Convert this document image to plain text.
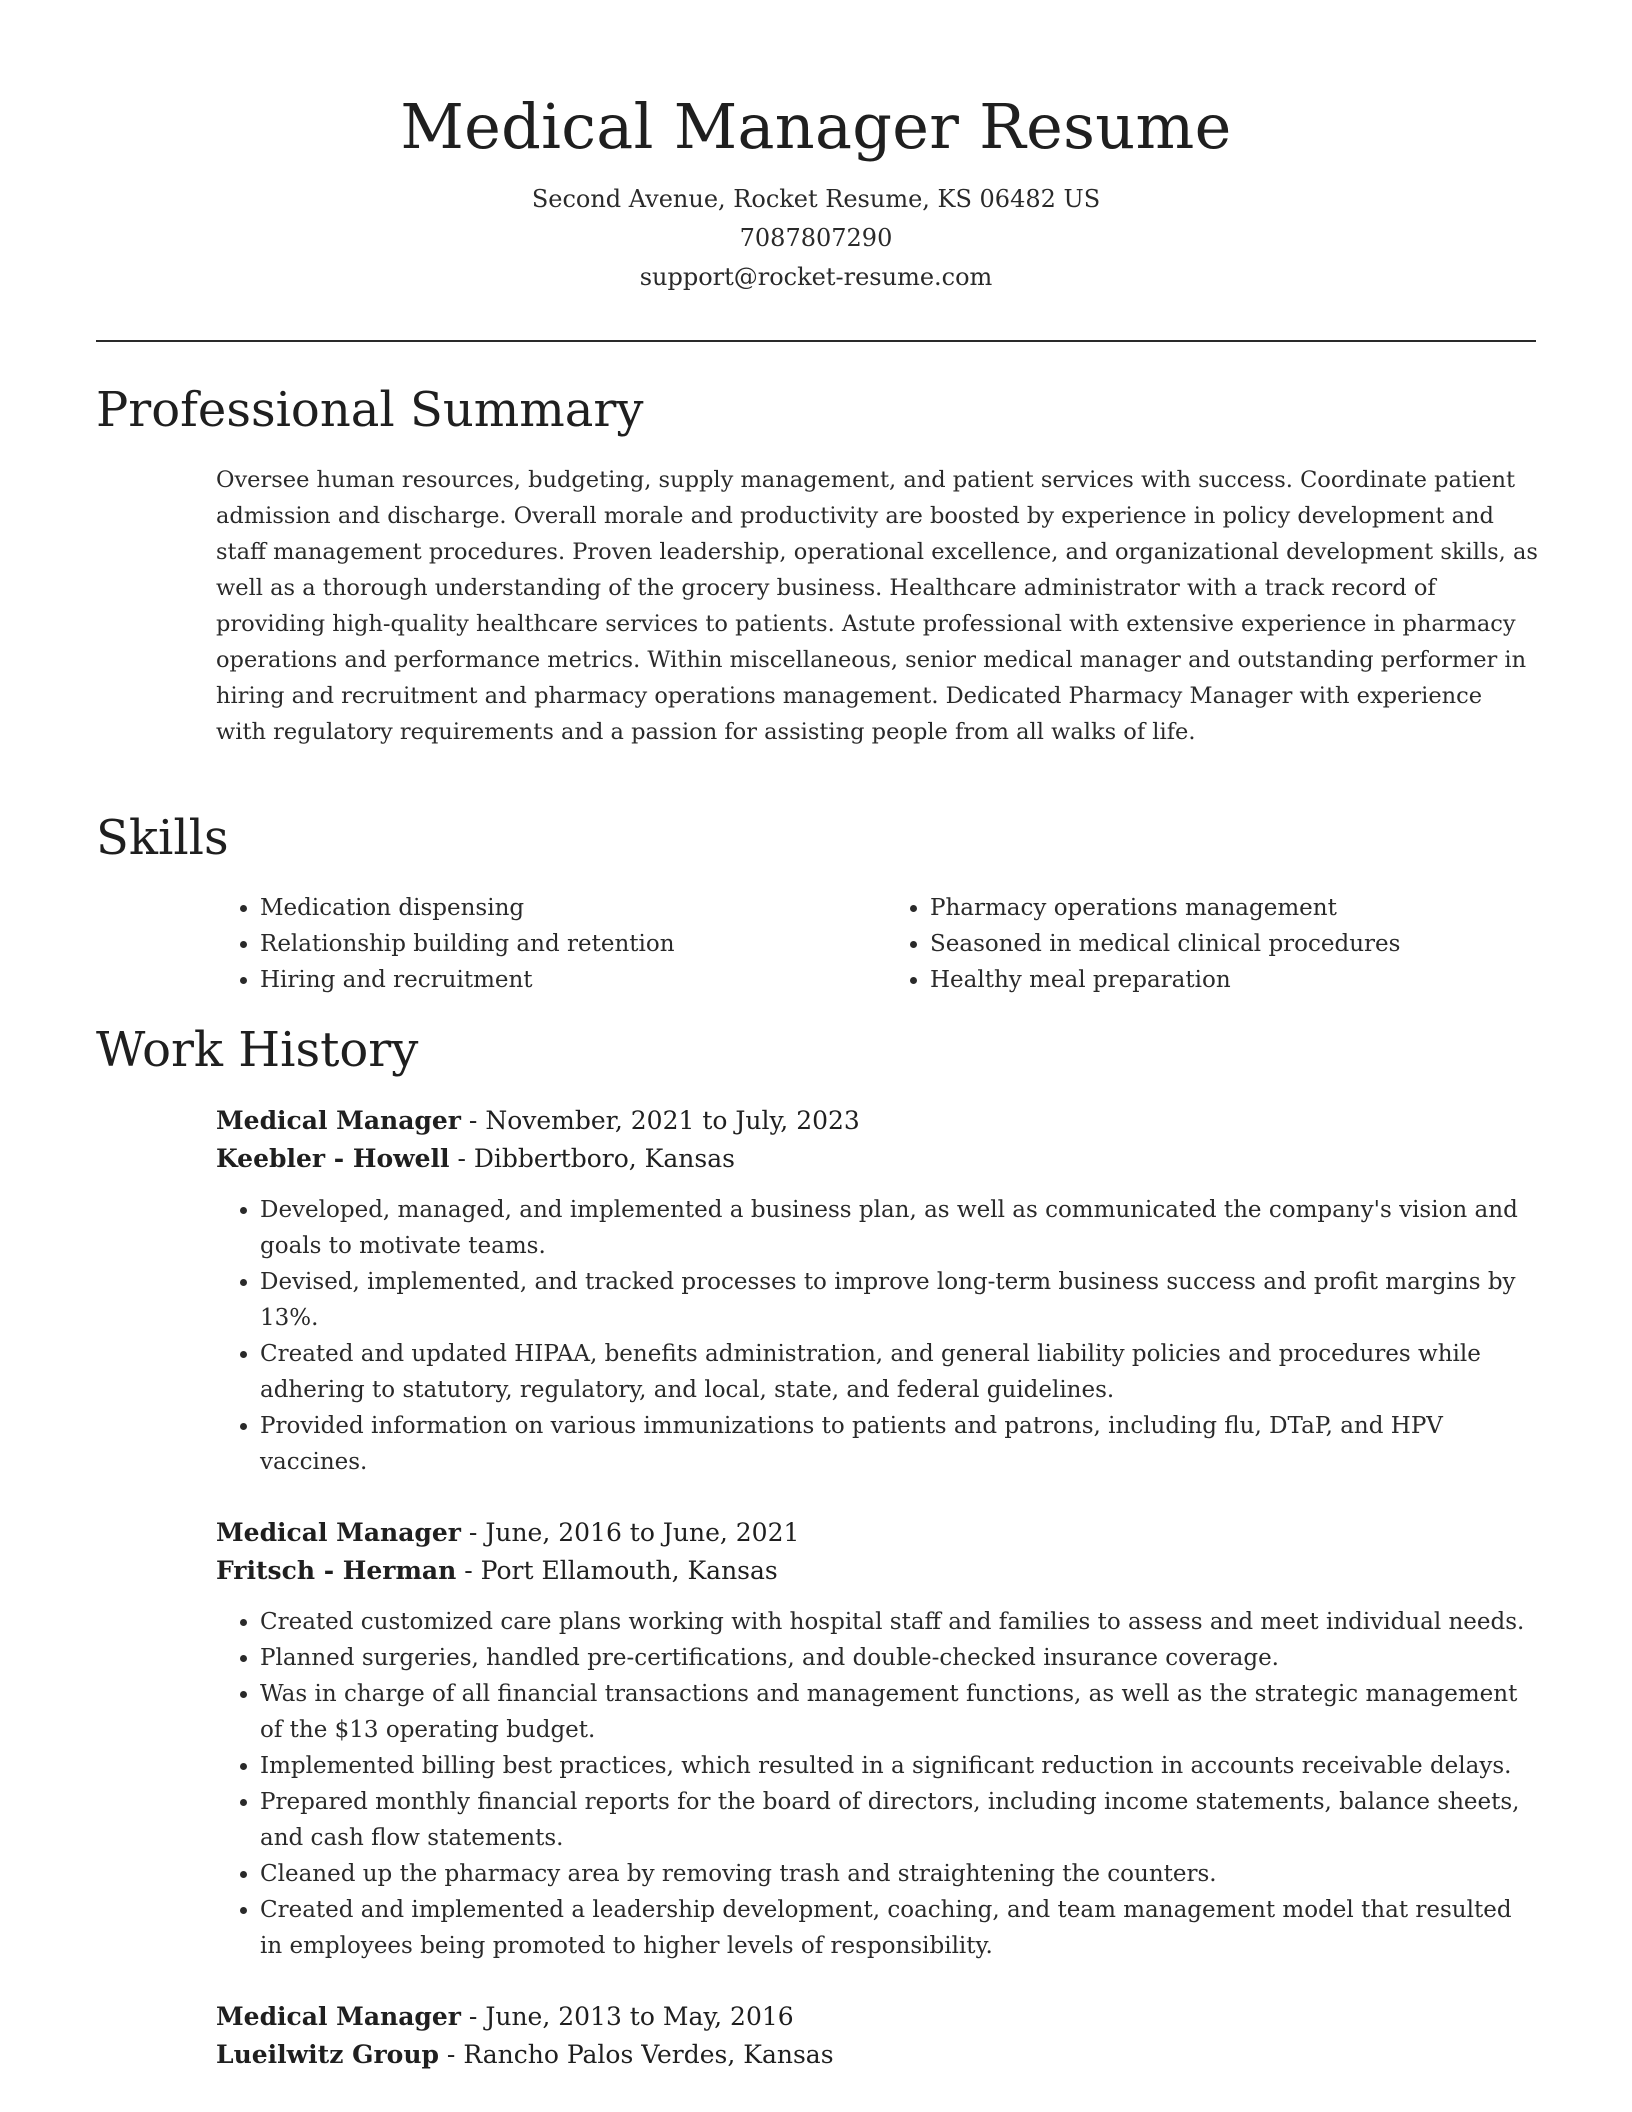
Medical Manager Resume
Second Avenue, Rocket Resume, KS 06482 US
7087807290
support@rocket-resume.com
Professional Summary

Oversee human resources, budgeting, supply management, and patient services with success. Coordinate patient admission and discharge. Overall morale and productivity are boosted by experience in policy development and staff management procedures. Proven leadership, operational excellence, and organizational development skills, as well as a thorough understanding of the grocery business. Healthcare administrator with a track record of providing high-quality healthcare services to patients. Astute professional with extensive experience in pharmacy operations and performance metrics. Within miscellaneous, senior medical manager and outstanding performer in hiring and recruitment and pharmacy operations management. Dedicated Pharmacy Manager with experience with regulatory requirements and a passion for assisting people from all walks of life.

Skills
• Medication dispensing
• Relationship building and retention
• Hiring and recruitment
• Pharmacy operations management
• Seasoned in medical clinical procedures
• Healthy meal preparation
Work History
Medical Manager - November, 2021 to July, 2023
Keebler - Howell - Dibbertboro, Kansas
• Developed, managed, and implemented a business plan, as well as communicated the company's vision and goals to motivate teams.
• Devised, implemented, and tracked processes to improve long-term business success and profit margins by 13%.
• Created and updated HIPAA, benefits administration, and general liability policies and procedures while adhering to statutory, regulatory, and local, state, and federal guidelines.
• Provided information on various immunizations to patients and patrons, including flu, DTaP, and HPV vaccines.
Medical Manager - June, 2016 to June, 2021
Fritsch - Herman - Port Ellamouth, Kansas
• Created customized care plans working with hospital staff and families to assess and meet individual needs.
• Planned surgeries, handled pre-certifications, and double-checked insurance coverage.
• Was in charge of all financial transactions and management functions, as well as the strategic management of the $13 operating budget.
• Implemented billing best practices, which resulted in a significant reduction in accounts receivable delays.
• Prepared monthly financial reports for the board of directors, including income statements, balance sheets, and cash flow statements.
• Cleaned up the pharmacy area by removing trash and straightening the counters.
• Created and implemented a leadership development, coaching, and team management model that resulted in employees being promoted to higher levels of responsibility.
Medical Manager - June, 2013 to May, 2016
Lueilwitz Group - Rancho Palos Verdes, Kansas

* [Problem to solve]: Read the listing line by line, and copy each line in which the word "including" is found.

* [Reply]:
• Provided information on various immunizations to patients and patrons, including flu, DTaP, and HPV vaccines.
• Prepared monthly financial reports for the board of directors, including income statements, balance sheets, and cash flow statements.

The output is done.